***** Data shown *****

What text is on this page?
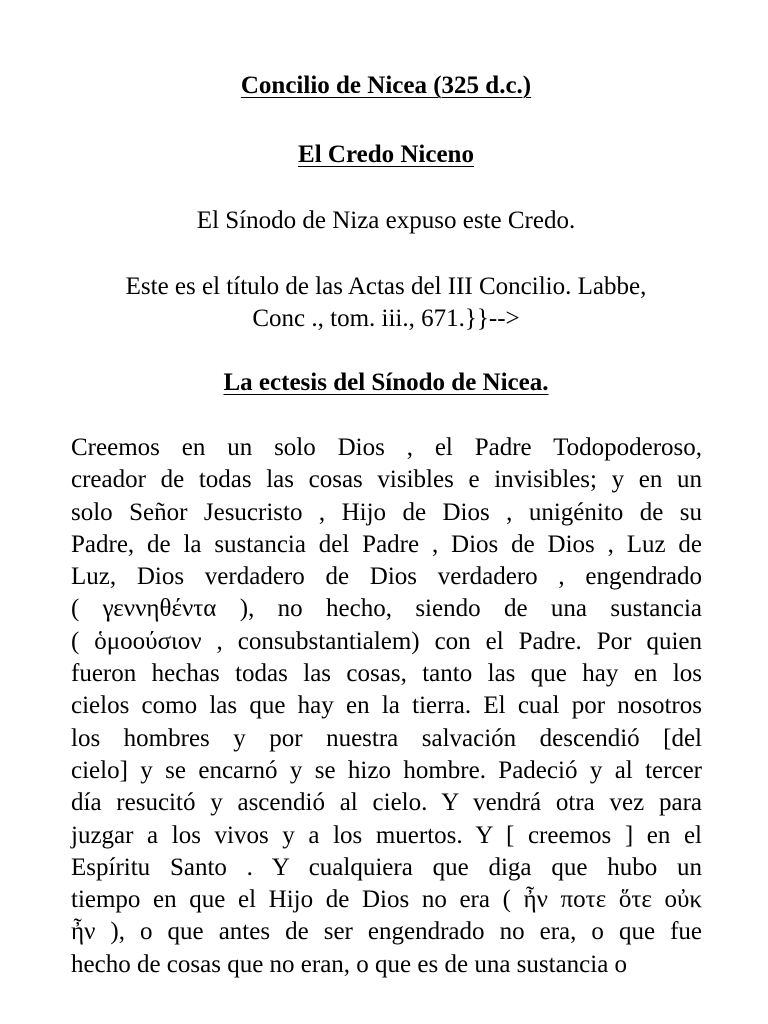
Concilio de Nicea (325 d.c.)
El Credo Niceno
El Sínodo de Niza expuso este Credo.
Este es el título de las Actas del III Concilio. Labbe,
Conc ., tom. iii., 671.}}-->
La ectesis del Sínodo de Nicea.
Creemos en un solo Dios , el Padre Todopoderoso,
creador de todas las cosas visibles e invisibles; y en un
solo Señor Jesucristo , Hijo de Dios , unigénito de su
Padre, de la sustancia del Padre , Dios de Dios , Luz de
Luz, Dios verdadero de Dios verdadero , engendrado
( γεννηθέντα ), no hecho, siendo de una sustancia
( ὁμοούσιον , consubstantialem) con el Padre. Por quien
fueron hechas todas las cosas, tanto las que hay en los
cielos como las que hay en la tierra. El cual por nosotros
los hombres y por nuestra salvación descendió [del
cielo] y se encarnó y se hizo hombre. Padeció y al tercer
día resucitó y ascendió al cielo. Y vendrá otra vez para
juzgar a los vivos y a los muertos. Y [ creemos ] en el
Espíritu Santo . Y cualquiera que diga que hubo un
tiempo en que el Hijo de Dios no era ( ἦν ποτε ὅτε οὐκ
ἦν ), o que antes de ser engendrado no era, o que fue
hecho de cosas que no eran, o que es de una sustancia o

*****

* [What to do]
Return a copy of every line that includes the word "Padre".

* [Correct answer]
Creemos en un solo Dios , el Padre Todopoderoso,
Padre, de la sustancia del Padre , Dios de Dios , Luz de
( ὁμοούσιον , consubstantialem) con el Padre. Por quien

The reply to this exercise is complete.